[Start Entries supplied]
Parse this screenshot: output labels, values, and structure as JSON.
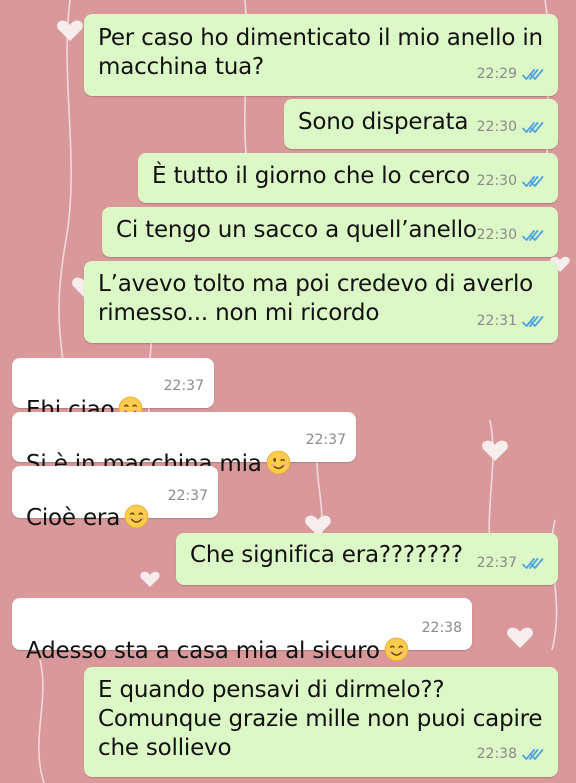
{
  "chat": {
    "messages": [
      {
        "direction": "out",
        "text": "Per caso ho dimenticato il mio anello in\nmacchina tua?",
        "time": "22:29",
        "status": "read"
      },
      {
        "direction": "out",
        "text": "Sono disperata",
        "time": "22:30",
        "status": "read"
      },
      {
        "direction": "out",
        "text": "È tutto il giorno che lo cerco",
        "time": "22:30",
        "status": "read"
      },
      {
        "direction": "out",
        "text": "Ci tengo un sacco a quell’anello",
        "time": "22:30",
        "status": "read"
      },
      {
        "direction": "out",
        "text": "L’avevo tolto ma poi credevo di averlo\nrimesso... non mi ricordo",
        "time": "22:31",
        "status": "read"
      },
      {
        "direction": "in",
        "text": "Ehi ciao",
        "emoji": "smiling-face-icon",
        "time": "22:37"
      },
      {
        "direction": "in",
        "text": "Si è in macchina mia",
        "emoji": "winking-face-icon",
        "time": "22:37"
      },
      {
        "direction": "in",
        "text": "Cioè era",
        "emoji": "smiling-face-icon",
        "time": "22:37"
      },
      {
        "direction": "out",
        "text": "Che significa era???????",
        "time": "22:37",
        "status": "read"
      },
      {
        "direction": "in",
        "text": "Adesso sta a casa mia al sicuro",
        "emoji": "smiling-face-icon",
        "time": "22:38"
      },
      {
        "direction": "out",
        "text": "E quando pensavi di dirmelo??\nComunque grazie mille non puoi capire\nche sollievo",
        "time": "22:38",
        "status": "read"
      }
    ]
  },
  "theme": {
    "wallpaper": "#d9989a",
    "outgoing_bubble": "#dcf8c6",
    "incoming_bubble": "#ffffff",
    "read_ticks": "#4fa3e0",
    "timestamp": "#8a8a8a"
  }
}
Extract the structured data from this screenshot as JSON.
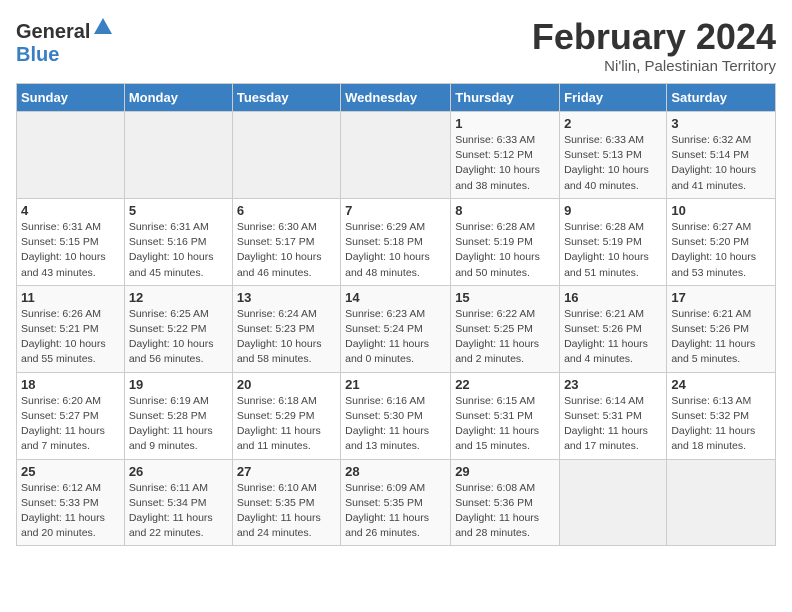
[End Entries supplied]
▶ [What is asked]:
Give the entries again word for word, but skip the pictures.

▶ [Complete response]:
Parse this screenshot: output labels, values, and structure as JSON.
{
  "chat": {
    "messages": [
      {
        "direction": "out",
        "text": "Per caso ho dimenticato il mio anello in\nmacchina tua?",
        "time": "22:29",
        "status": "read"
      },
      {
        "direction": "out",
        "text": "Sono disperata",
        "time": "22:30",
        "status": "read"
      },
      {
        "direction": "out",
        "text": "È tutto il giorno che lo cerco",
        "time": "22:30",
        "status": "read"
      },
      {
        "direction": "out",
        "text": "Ci tengo un sacco a quell’anello",
        "time": "22:30",
        "status": "read"
      },
      {
        "direction": "out",
        "text": "L’avevo tolto ma poi credevo di averlo\nrimesso... non mi ricordo",
        "time": "22:31",
        "status": "read"
      },
      {
        "direction": "in",
        "text": "Ehi ciao",
        "emoji": "smiling-face-icon",
        "time": "22:37"
      },
      {
        "direction": "in",
        "text": "Si è in macchina mia",
        "emoji": "winking-face-icon",
        "time": "22:37"
      },
      {
        "direction": "in",
        "text": "Cioè era",
        "emoji": "smiling-face-icon",
        "time": "22:37"
      },
      {
        "direction": "out",
        "text": "Che significa era???????",
        "time": "22:37",
        "status": "read"
      },
      {
        "direction": "in",
        "text": "Adesso sta a casa mia al sicuro",
        "emoji": "smiling-face-icon",
        "time": "22:38"
      },
      {
        "direction": "out",
        "text": "E quando pensavi di dirmelo??\nComunque grazie mille non puoi capire\nche sollievo",
        "time": "22:38",
        "status": "read"
      }
    ]
  },
  "theme": {
    "wallpaper": "#d9989a",
    "outgoing_bubble": "#dcf8c6",
    "incoming_bubble": "#ffffff",
    "read_ticks": "#4fa3e0",
    "timestamp": "#8a8a8a"
  }
}
Extract the structured data from this screenshot as JSON.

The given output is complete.